In the records below, find each line containing the word "this" and copy it.

* * * * * * *

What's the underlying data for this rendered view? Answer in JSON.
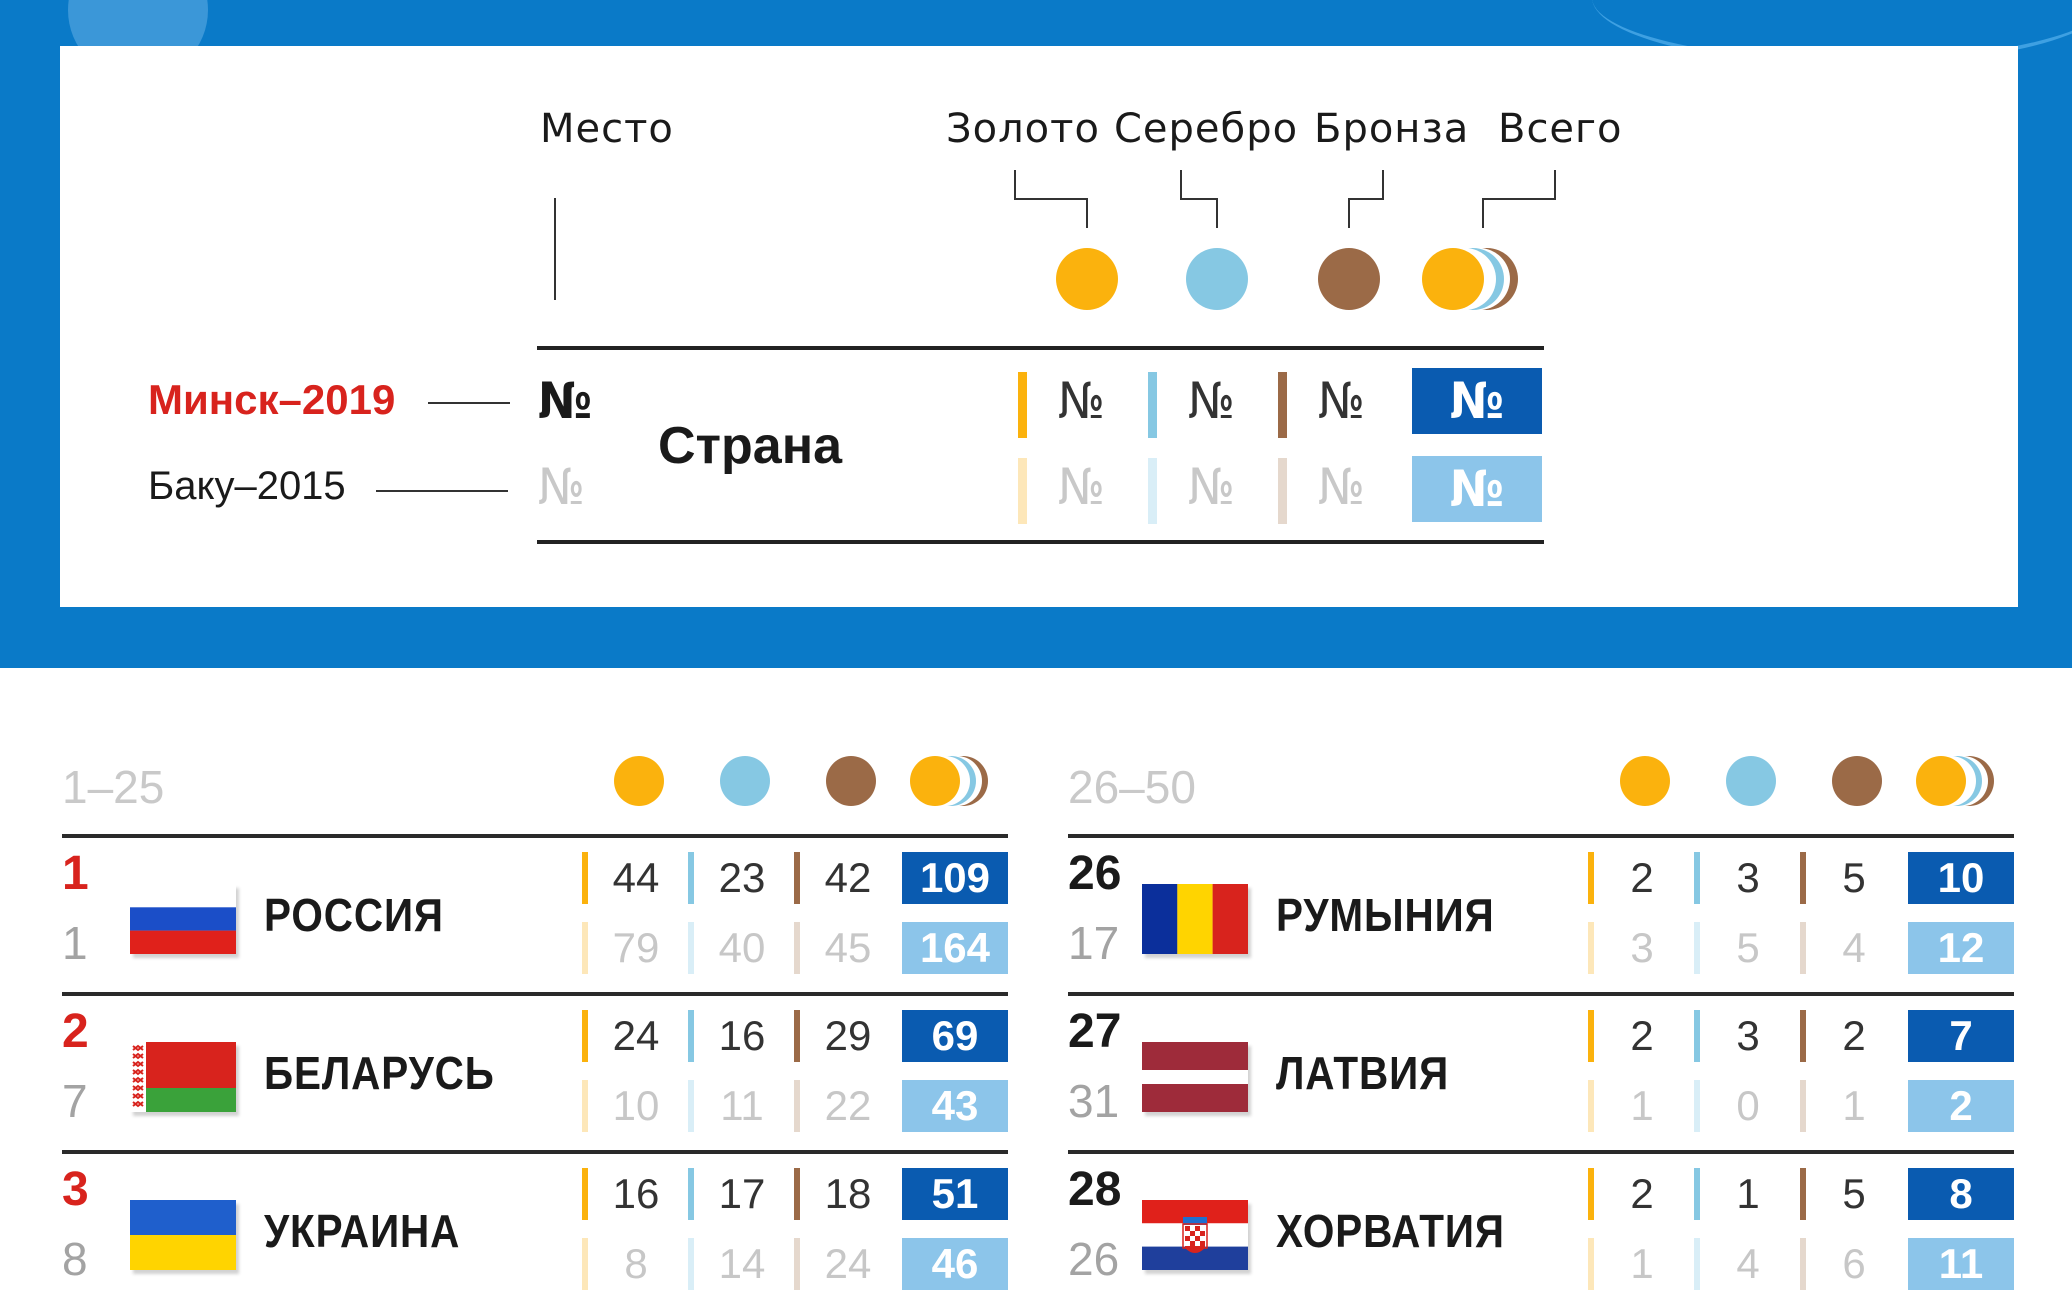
{
  "legend": {
    "place_label": "Место",
    "gold_label": "Золото",
    "silver_label": "Серебро",
    "bronze_label": "Бронза",
    "total_label": "Всего",
    "minsk_label": "Минск–2019",
    "baku_label": "Баку–2015",
    "country_label": "Страна",
    "num_symbol": "№"
  },
  "colors": {
    "band": "#0a7ac8",
    "gold": "#fbb20d",
    "silver": "#86c8e3",
    "bronze": "#9b6a47",
    "total_new": "#0a5bb0",
    "total_old": "#8cc5ea",
    "minsk_red": "#d8231d"
  },
  "tables": [
    {
      "range": "1–25",
      "rows": [
        {
          "rank_2019": "1",
          "rank_2015": "1",
          "country": "РОССИЯ",
          "flag": "russia-flag",
          "gold_2019": "44",
          "silver_2019": "23",
          "bronze_2019": "42",
          "total_2019": "109",
          "gold_2015": "79",
          "silver_2015": "40",
          "bronze_2015": "45",
          "total_2015": "164"
        },
        {
          "rank_2019": "2",
          "rank_2015": "7",
          "country": "БЕЛАРУСЬ",
          "flag": "belarus-flag",
          "gold_2019": "24",
          "silver_2019": "16",
          "bronze_2019": "29",
          "total_2019": "69",
          "gold_2015": "10",
          "silver_2015": "11",
          "bronze_2015": "22",
          "total_2015": "43"
        },
        {
          "rank_2019": "3",
          "rank_2015": "8",
          "country": "УКРАИНА",
          "flag": "ukraine-flag",
          "gold_2019": "16",
          "silver_2019": "17",
          "bronze_2019": "18",
          "total_2019": "51",
          "gold_2015": "8",
          "silver_2015": "14",
          "bronze_2015": "24",
          "total_2015": "46"
        }
      ]
    },
    {
      "range": "26–50",
      "rows": [
        {
          "rank_2019": "26",
          "rank_2015": "17",
          "country": "РУМЫНИЯ",
          "flag": "romania-flag",
          "gold_2019": "2",
          "silver_2019": "3",
          "bronze_2019": "5",
          "total_2019": "10",
          "gold_2015": "3",
          "silver_2015": "5",
          "bronze_2015": "4",
          "total_2015": "12"
        },
        {
          "rank_2019": "27",
          "rank_2015": "31",
          "country": "ЛАТВИЯ",
          "flag": "latvia-flag",
          "gold_2019": "2",
          "silver_2019": "3",
          "bronze_2019": "2",
          "total_2019": "7",
          "gold_2015": "1",
          "silver_2015": "0",
          "bronze_2015": "1",
          "total_2015": "2"
        },
        {
          "rank_2019": "28",
          "rank_2015": "26",
          "country": "ХОРВАТИЯ",
          "flag": "croatia-flag",
          "gold_2019": "2",
          "silver_2019": "1",
          "bronze_2019": "5",
          "total_2019": "8",
          "gold_2015": "1",
          "silver_2015": "4",
          "bronze_2015": "6",
          "total_2015": "11"
        }
      ]
    }
  ]
}
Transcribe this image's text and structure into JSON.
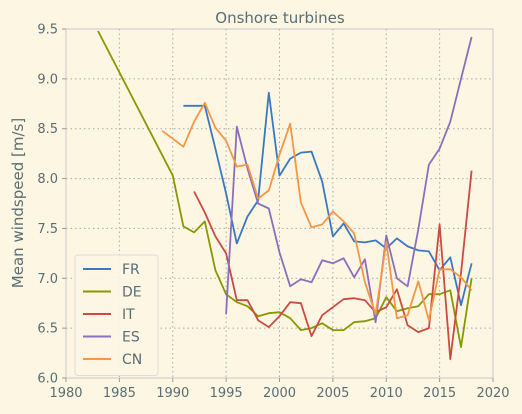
{
  "chart_data": {
    "type": "line",
    "title": "Onshore turbines",
    "xlabel": "",
    "ylabel": "Mean windspeed [m/s]",
    "xlim": [
      1980,
      2020
    ],
    "ylim": [
      6.0,
      9.5
    ],
    "xticks": [
      1980,
      1985,
      1990,
      1995,
      2000,
      2005,
      2010,
      2015,
      2020
    ],
    "yticks": [
      "6.0",
      "6.5",
      "7.0",
      "7.5",
      "8.0",
      "8.5",
      "9.0",
      "9.5"
    ],
    "grid": true,
    "legend_position": "lower-left",
    "series": [
      {
        "name": "FR",
        "color": "#3a78c3",
        "x": [
          1991,
          1992,
          1993,
          1994,
          1995,
          1996,
          1997,
          1998,
          1999,
          2000,
          2001,
          2002,
          2003,
          2004,
          2005,
          2006,
          2007,
          2008,
          2009,
          2010,
          2011,
          2012,
          2013,
          2014,
          2015,
          2016,
          2017,
          2018
        ],
        "y": [
          8.73,
          8.73,
          8.73,
          8.3,
          7.85,
          7.35,
          7.62,
          7.78,
          8.86,
          8.03,
          8.2,
          8.26,
          8.27,
          7.97,
          7.42,
          7.55,
          7.37,
          7.36,
          7.38,
          7.3,
          7.4,
          7.32,
          7.28,
          7.27,
          7.08,
          7.21,
          6.73,
          7.15
        ]
      },
      {
        "name": "DE",
        "color": "#859900",
        "x": [
          1983,
          1990,
          1991,
          1992,
          1993,
          1994,
          1995,
          1996,
          1997,
          1998,
          1999,
          2000,
          2001,
          2002,
          2003,
          2004,
          2005,
          2006,
          2007,
          2008,
          2009,
          2010,
          2011,
          2012,
          2013,
          2014,
          2015,
          2016,
          2017,
          2018
        ],
        "y": [
          9.48,
          8.03,
          7.52,
          7.46,
          7.57,
          7.08,
          6.84,
          6.76,
          6.72,
          6.62,
          6.65,
          6.66,
          6.6,
          6.48,
          6.5,
          6.55,
          6.48,
          6.48,
          6.56,
          6.57,
          6.6,
          6.81,
          6.67,
          6.7,
          6.72,
          6.84,
          6.84,
          6.88,
          6.31,
          7.0
        ]
      },
      {
        "name": "IT",
        "color": "#cb4b43",
        "x": [
          1992,
          1993,
          1994,
          1995,
          1996,
          1997,
          1998,
          1999,
          2000,
          2001,
          2002,
          2003,
          2004,
          2005,
          2006,
          2007,
          2008,
          2009,
          2010,
          2011,
          2012,
          2013,
          2014,
          2015,
          2016,
          2017,
          2018
        ],
        "y": [
          7.87,
          7.66,
          7.42,
          7.25,
          6.78,
          6.78,
          6.58,
          6.51,
          6.62,
          6.76,
          6.75,
          6.42,
          6.63,
          6.71,
          6.79,
          6.8,
          6.78,
          6.66,
          6.71,
          6.89,
          6.53,
          6.46,
          6.5,
          7.54,
          6.19,
          7.05,
          8.08
        ]
      },
      {
        "name": "ES",
        "color": "#8a6fbd",
        "x": [
          1995,
          1996,
          1997,
          1998,
          1999,
          2000,
          2001,
          2002,
          2003,
          2004,
          2005,
          2006,
          2007,
          2008,
          2009,
          2010,
          2011,
          2012,
          2013,
          2014,
          2015,
          2016,
          2017,
          2018
        ],
        "y": [
          6.64,
          8.52,
          8.1,
          7.75,
          7.7,
          7.26,
          6.92,
          6.99,
          6.96,
          7.18,
          7.15,
          7.2,
          7.01,
          7.19,
          6.56,
          7.43,
          7.0,
          6.92,
          7.49,
          8.14,
          8.3,
          8.57,
          9.0,
          9.42
        ]
      },
      {
        "name": "CN",
        "color": "#f79646",
        "x": [
          1989,
          1991,
          1992,
          1993,
          1994,
          1995,
          1996,
          1997,
          1998,
          1999,
          2000,
          2001,
          2002,
          2003,
          2004,
          2005,
          2006,
          2007,
          2008,
          2009,
          2010,
          2011,
          2012,
          2013,
          2014,
          2015,
          2016,
          2017,
          2018
        ],
        "y": [
          8.48,
          8.32,
          8.57,
          8.76,
          8.51,
          8.38,
          8.12,
          8.14,
          7.8,
          7.88,
          8.24,
          8.55,
          7.76,
          7.51,
          7.54,
          7.67,
          7.57,
          7.45,
          6.96,
          6.64,
          7.36,
          6.6,
          6.63,
          6.97,
          6.58,
          7.09,
          7.09,
          7.01,
          6.88
        ]
      }
    ]
  }
}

* * * * * * *

■ **WRITTEN RESPONSE**
What's the underlying data for this rendered view? Answer in JSON.
Transcribe this image's text and structure into JSON.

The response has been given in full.